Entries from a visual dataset
====

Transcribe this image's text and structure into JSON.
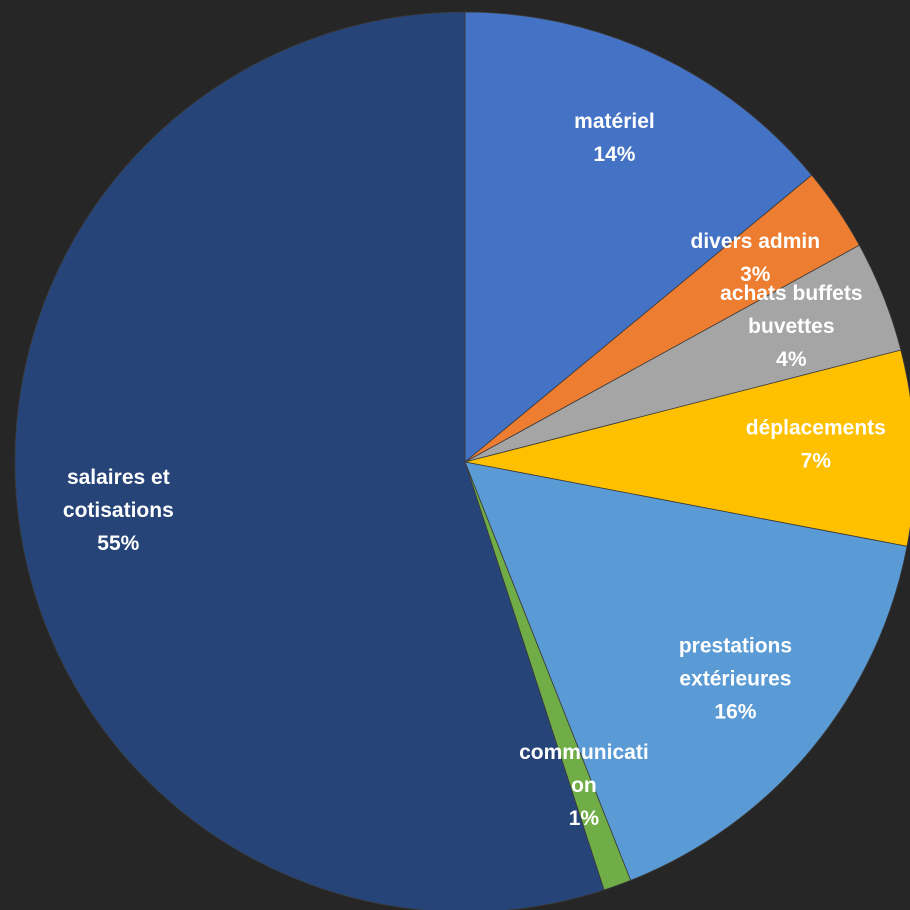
{
  "chart_data": {
    "type": "pie",
    "categories": [
      "matériel",
      "divers admin",
      "achats buffets\nbuvettes",
      "déplacements",
      "prestations\nextérieures",
      "communicati\non",
      "salaires et\ncotisations"
    ],
    "values": [
      14,
      3,
      4,
      7,
      16,
      1,
      55
    ],
    "value_labels": [
      "14%",
      "3%",
      "4%",
      "7%",
      "16%",
      "1%",
      "55%"
    ],
    "colors": [
      "#4472c4",
      "#ed7d31",
      "#a5a5a5",
      "#ffc000",
      "#5b9bd5",
      "#70ad47",
      "#264478"
    ]
  }
}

====

:: WHAT IS BEING ASKED ::
Give back the whole listing as it stands, minus its pictures.

:: COMPLETE ANSWER ::
Transcribe this image's text and structure into JSON.
{
  "chart_data": {
    "type": "pie",
    "categories": [
      "matériel",
      "divers admin",
      "achats buffets\nbuvettes",
      "déplacements",
      "prestations\nextérieures",
      "communicati\non",
      "salaires et\ncotisations"
    ],
    "values": [
      14,
      3,
      4,
      7,
      16,
      1,
      55
    ],
    "value_labels": [
      "14%",
      "3%",
      "4%",
      "7%",
      "16%",
      "1%",
      "55%"
    ],
    "colors": [
      "#4472c4",
      "#ed7d31",
      "#a5a5a5",
      "#ffc000",
      "#5b9bd5",
      "#70ad47",
      "#264478"
    ]
  }
}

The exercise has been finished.